[Task]:
Collect all lines from the records below that include the word "crystalline".

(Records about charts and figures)
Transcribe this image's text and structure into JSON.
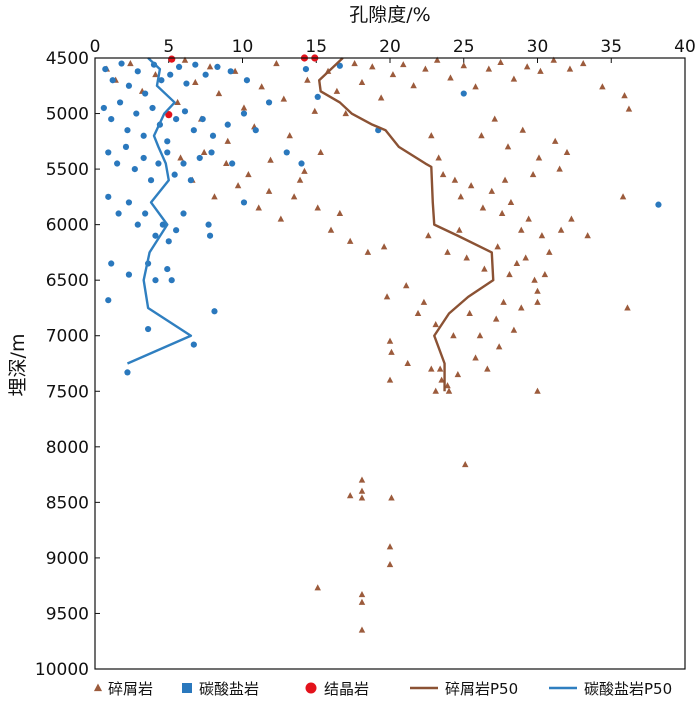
{
  "chart_data": {
    "type": "scatter",
    "xlabel": "孔隙度/%",
    "ylabel": "埋深/m",
    "xlim": [
      0,
      40
    ],
    "ylim": [
      4500,
      10000
    ],
    "y_inverted": true,
    "x_axis_position": "top",
    "x_ticks": [
      "0",
      "5",
      "10",
      "15",
      "20",
      "25",
      "30",
      "35",
      "40"
    ],
    "y_ticks": [
      "4500",
      "5000",
      "5500",
      "6000",
      "6500",
      "7000",
      "7500",
      "8000",
      "8500",
      "9000",
      "9500",
      "10000"
    ],
    "legend_position": "bottom",
    "colors": {
      "clastic": "#9c5b3c",
      "carbonate": "#2a78bd",
      "crystalline": "#e3121b",
      "clastic_p50": "#8b5234",
      "carbonate_p50": "#2f7fc0"
    },
    "series": [
      {
        "name": "碎屑岩",
        "key": "clastic",
        "marker": "triangle",
        "points": [
          [
            0.8,
            4600
          ],
          [
            1.4,
            4700
          ],
          [
            2.4,
            4550
          ],
          [
            3.2,
            4800
          ],
          [
            4.1,
            4650
          ],
          [
            5.6,
            4900
          ],
          [
            6.1,
            4520
          ],
          [
            6.8,
            4720
          ],
          [
            7.2,
            5050
          ],
          [
            7.8,
            4580
          ],
          [
            8.4,
            4820
          ],
          [
            9.0,
            5250
          ],
          [
            9.5,
            4620
          ],
          [
            10.1,
            4950
          ],
          [
            10.8,
            5120
          ],
          [
            11.3,
            4760
          ],
          [
            11.9,
            5420
          ],
          [
            12.3,
            4550
          ],
          [
            12.8,
            4870
          ],
          [
            13.2,
            5200
          ],
          [
            13.9,
            5600
          ],
          [
            14.4,
            4700
          ],
          [
            14.9,
            4980
          ],
          [
            15.3,
            5350
          ],
          [
            15.8,
            4620
          ],
          [
            16.4,
            4800
          ],
          [
            17.0,
            5000
          ],
          [
            17.6,
            4550
          ],
          [
            18.1,
            4720
          ],
          [
            18.8,
            4580
          ],
          [
            19.4,
            4860
          ],
          [
            20.2,
            4650
          ],
          [
            20.9,
            4560
          ],
          [
            21.6,
            4750
          ],
          [
            22.4,
            4600
          ],
          [
            23.2,
            4520
          ],
          [
            24.1,
            4680
          ],
          [
            25.0,
            4570
          ],
          [
            25.8,
            4760
          ],
          [
            26.7,
            4600
          ],
          [
            27.5,
            4540
          ],
          [
            28.4,
            4690
          ],
          [
            29.3,
            4580
          ],
          [
            30.2,
            4620
          ],
          [
            31.1,
            4520
          ],
          [
            32.2,
            4600
          ],
          [
            33.1,
            4550
          ],
          [
            34.4,
            4760
          ],
          [
            35.9,
            4840
          ],
          [
            36.2,
            4960
          ],
          [
            5.8,
            5400
          ],
          [
            6.6,
            5600
          ],
          [
            7.4,
            5350
          ],
          [
            8.1,
            5750
          ],
          [
            8.9,
            5450
          ],
          [
            9.7,
            5650
          ],
          [
            10.4,
            5550
          ],
          [
            11.1,
            5850
          ],
          [
            11.8,
            5700
          ],
          [
            12.6,
            5950
          ],
          [
            13.5,
            5750
          ],
          [
            14.2,
            5520
          ],
          [
            15.1,
            5850
          ],
          [
            16.0,
            6050
          ],
          [
            16.6,
            5900
          ],
          [
            17.3,
            6150
          ],
          [
            18.5,
            6250
          ],
          [
            19.6,
            6200
          ],
          [
            22.8,
            5200
          ],
          [
            23.3,
            5400
          ],
          [
            23.6,
            5550
          ],
          [
            24.4,
            5600
          ],
          [
            24.8,
            5750
          ],
          [
            25.5,
            5650
          ],
          [
            26.3,
            5850
          ],
          [
            26.9,
            5700
          ],
          [
            27.6,
            5900
          ],
          [
            28.2,
            5800
          ],
          [
            28.9,
            6050
          ],
          [
            29.4,
            5950
          ],
          [
            30.3,
            6100
          ],
          [
            30.8,
            6250
          ],
          [
            31.6,
            6050
          ],
          [
            32.3,
            5950
          ],
          [
            33.4,
            6100
          ],
          [
            35.8,
            5750
          ],
          [
            26.2,
            5200
          ],
          [
            27.1,
            5050
          ],
          [
            28.0,
            5300
          ],
          [
            29.0,
            5150
          ],
          [
            30.1,
            5400
          ],
          [
            31.2,
            5250
          ],
          [
            32.0,
            5350
          ],
          [
            27.8,
            5600
          ],
          [
            29.7,
            5550
          ],
          [
            31.5,
            5500
          ],
          [
            22.6,
            6100
          ],
          [
            23.9,
            6250
          ],
          [
            24.7,
            6050
          ],
          [
            25.2,
            6300
          ],
          [
            26.4,
            6400
          ],
          [
            27.3,
            6200
          ],
          [
            28.1,
            6450
          ],
          [
            28.6,
            6350
          ],
          [
            29.2,
            6300
          ],
          [
            29.8,
            6500
          ],
          [
            30.0,
            6600
          ],
          [
            30.5,
            6450
          ],
          [
            27.7,
            6700
          ],
          [
            28.9,
            6750
          ],
          [
            30.0,
            6700
          ],
          [
            36.1,
            6750
          ],
          [
            19.8,
            6650
          ],
          [
            21.1,
            6550
          ],
          [
            21.9,
            6800
          ],
          [
            22.3,
            6700
          ],
          [
            23.1,
            6900
          ],
          [
            24.3,
            7000
          ],
          [
            25.4,
            6800
          ],
          [
            26.1,
            7000
          ],
          [
            27.2,
            6850
          ],
          [
            28.4,
            6950
          ],
          [
            20.0,
            7050
          ],
          [
            20.1,
            7150
          ],
          [
            21.2,
            7250
          ],
          [
            22.8,
            7300
          ],
          [
            23.4,
            7300
          ],
          [
            23.5,
            7400
          ],
          [
            23.9,
            7450
          ],
          [
            24.6,
            7350
          ],
          [
            25.8,
            7200
          ],
          [
            26.6,
            7300
          ],
          [
            27.4,
            7100
          ],
          [
            20.0,
            7400
          ],
          [
            23.1,
            7500
          ],
          [
            24.0,
            7500
          ],
          [
            30.0,
            7500
          ],
          [
            25.1,
            8160
          ],
          [
            18.1,
            8300
          ],
          [
            17.3,
            8440
          ],
          [
            18.1,
            8400
          ],
          [
            18.1,
            8460
          ],
          [
            20.1,
            8460
          ],
          [
            20.0,
            8900
          ],
          [
            20.0,
            9060
          ],
          [
            15.1,
            9270
          ],
          [
            18.1,
            9330
          ],
          [
            18.1,
            9400
          ],
          [
            18.1,
            9650
          ]
        ]
      },
      {
        "name": "碳酸盐岩",
        "key": "carbonate",
        "marker": "circle",
        "points": [
          [
            0.7,
            4600
          ],
          [
            1.2,
            4700
          ],
          [
            1.8,
            4550
          ],
          [
            2.3,
            4750
          ],
          [
            2.9,
            4620
          ],
          [
            3.4,
            4820
          ],
          [
            4.0,
            4560
          ],
          [
            4.5,
            4700
          ],
          [
            5.1,
            4650
          ],
          [
            5.7,
            4580
          ],
          [
            6.2,
            4730
          ],
          [
            6.8,
            4560
          ],
          [
            7.5,
            4650
          ],
          [
            8.3,
            4580
          ],
          [
            9.2,
            4620
          ],
          [
            10.3,
            4700
          ],
          [
            0.6,
            4950
          ],
          [
            1.1,
            5050
          ],
          [
            1.7,
            4900
          ],
          [
            2.2,
            5150
          ],
          [
            2.8,
            5000
          ],
          [
            3.3,
            5200
          ],
          [
            3.9,
            4950
          ],
          [
            4.4,
            5100
          ],
          [
            4.9,
            5250
          ],
          [
            5.5,
            5050
          ],
          [
            6.1,
            4980
          ],
          [
            6.7,
            5150
          ],
          [
            7.3,
            5050
          ],
          [
            8.0,
            5200
          ],
          [
            9.0,
            5100
          ],
          [
            10.1,
            5000
          ],
          [
            10.9,
            5150
          ],
          [
            11.8,
            4900
          ],
          [
            0.9,
            5350
          ],
          [
            1.5,
            5450
          ],
          [
            2.1,
            5300
          ],
          [
            2.7,
            5500
          ],
          [
            3.3,
            5400
          ],
          [
            3.8,
            5600
          ],
          [
            4.3,
            5450
          ],
          [
            4.9,
            5350
          ],
          [
            5.4,
            5550
          ],
          [
            6.0,
            5450
          ],
          [
            6.5,
            5600
          ],
          [
            7.1,
            5400
          ],
          [
            7.9,
            5350
          ],
          [
            9.3,
            5450
          ],
          [
            10.1,
            5800
          ],
          [
            0.9,
            5750
          ],
          [
            1.6,
            5900
          ],
          [
            2.3,
            5800
          ],
          [
            2.9,
            6000
          ],
          [
            3.4,
            5900
          ],
          [
            4.1,
            6100
          ],
          [
            4.6,
            6000
          ],
          [
            5.0,
            6150
          ],
          [
            5.5,
            6050
          ],
          [
            6.0,
            5900
          ],
          [
            7.7,
            6000
          ],
          [
            7.8,
            6100
          ],
          [
            1.1,
            6350
          ],
          [
            2.3,
            6450
          ],
          [
            3.6,
            6350
          ],
          [
            4.1,
            6500
          ],
          [
            4.9,
            6400
          ],
          [
            5.2,
            6500
          ],
          [
            0.9,
            6680
          ],
          [
            8.1,
            6780
          ],
          [
            3.6,
            6940
          ],
          [
            6.7,
            7080
          ],
          [
            2.2,
            7330
          ],
          [
            25.0,
            4820
          ],
          [
            38.2,
            5820
          ],
          [
            14.3,
            4600
          ],
          [
            15.1,
            4850
          ],
          [
            16.6,
            4570
          ],
          [
            19.2,
            5150
          ],
          [
            13.0,
            5350
          ],
          [
            14.0,
            5450
          ]
        ]
      },
      {
        "name": "结晶岩",
        "key": "crystalline",
        "marker": "circle",
        "points": [
          [
            5.2,
            4510
          ],
          [
            5.0,
            5010
          ],
          [
            14.2,
            4500
          ],
          [
            14.9,
            4500
          ]
        ]
      }
    ],
    "lines": [
      {
        "name": "碎屑岩P50",
        "key": "clastic_p50",
        "points": [
          [
            16.8,
            4500
          ],
          [
            15.2,
            4700
          ],
          [
            15.3,
            4800
          ],
          [
            16.6,
            4900
          ],
          [
            17.4,
            5000
          ],
          [
            18.8,
            5100
          ],
          [
            19.7,
            5150
          ],
          [
            20.6,
            5300
          ],
          [
            22.4,
            5450
          ],
          [
            22.8,
            5480
          ],
          [
            22.9,
            5800
          ],
          [
            23.0,
            6000
          ],
          [
            24.6,
            6100
          ],
          [
            26.9,
            6250
          ],
          [
            27.0,
            6500
          ],
          [
            25.3,
            6650
          ],
          [
            24.0,
            6800
          ],
          [
            23.0,
            7000
          ],
          [
            23.7,
            7250
          ],
          [
            23.7,
            7500
          ]
        ]
      },
      {
        "name": "碳酸盐岩P50",
        "key": "carbonate_p50",
        "points": [
          [
            3.6,
            4500
          ],
          [
            4.4,
            4600
          ],
          [
            4.2,
            4750
          ],
          [
            5.4,
            4900
          ],
          [
            4.7,
            5000
          ],
          [
            4.0,
            5200
          ],
          [
            4.3,
            5300
          ],
          [
            4.8,
            5450
          ],
          [
            5.0,
            5600
          ],
          [
            3.8,
            5800
          ],
          [
            4.9,
            6000
          ],
          [
            3.7,
            6250
          ],
          [
            3.3,
            6500
          ],
          [
            3.6,
            6750
          ],
          [
            6.5,
            7000
          ],
          [
            2.2,
            7250
          ]
        ]
      }
    ]
  }
}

[Reply to the exercise]:
      "crystalline": "#e3121b",
        "key": "crystalline",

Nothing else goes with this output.